■ PROBLEM STATEMENT
Copy out each line below exactly as it appears.

■ DATA FOR THIS EXERCISE

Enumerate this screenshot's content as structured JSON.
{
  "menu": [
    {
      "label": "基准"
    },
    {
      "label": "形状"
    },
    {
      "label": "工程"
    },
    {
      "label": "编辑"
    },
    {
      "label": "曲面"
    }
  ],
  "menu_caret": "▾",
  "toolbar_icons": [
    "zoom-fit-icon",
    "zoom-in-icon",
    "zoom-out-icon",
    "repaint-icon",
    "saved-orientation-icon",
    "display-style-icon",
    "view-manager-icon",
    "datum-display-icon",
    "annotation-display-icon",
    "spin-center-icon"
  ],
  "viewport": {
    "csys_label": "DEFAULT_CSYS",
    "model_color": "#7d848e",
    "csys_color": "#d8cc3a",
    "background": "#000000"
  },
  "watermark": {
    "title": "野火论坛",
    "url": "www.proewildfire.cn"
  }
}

■ ANSWER
Enumerate this screenshot's content as structured JSON.
{
  "menu": [
    {
      "label": "基准"
    },
    {
      "label": "形状"
    },
    {
      "label": "工程"
    },
    {
      "label": "编辑"
    },
    {
      "label": "曲面"
    }
  ],
  "menu_caret": "▾",
  "toolbar_icons": [
    "zoom-fit-icon",
    "zoom-in-icon",
    "zoom-out-icon",
    "repaint-icon",
    "saved-orientation-icon",
    "display-style-icon",
    "view-manager-icon",
    "datum-display-icon",
    "annotation-display-icon",
    "spin-center-icon"
  ],
  "viewport": {
    "csys_label": "DEFAULT_CSYS",
    "model_color": "#7d848e",
    "csys_color": "#d8cc3a",
    "background": "#000000"
  },
  "watermark": {
    "title": "野火论坛",
    "url": "www.proewildfire.cn"
  }
}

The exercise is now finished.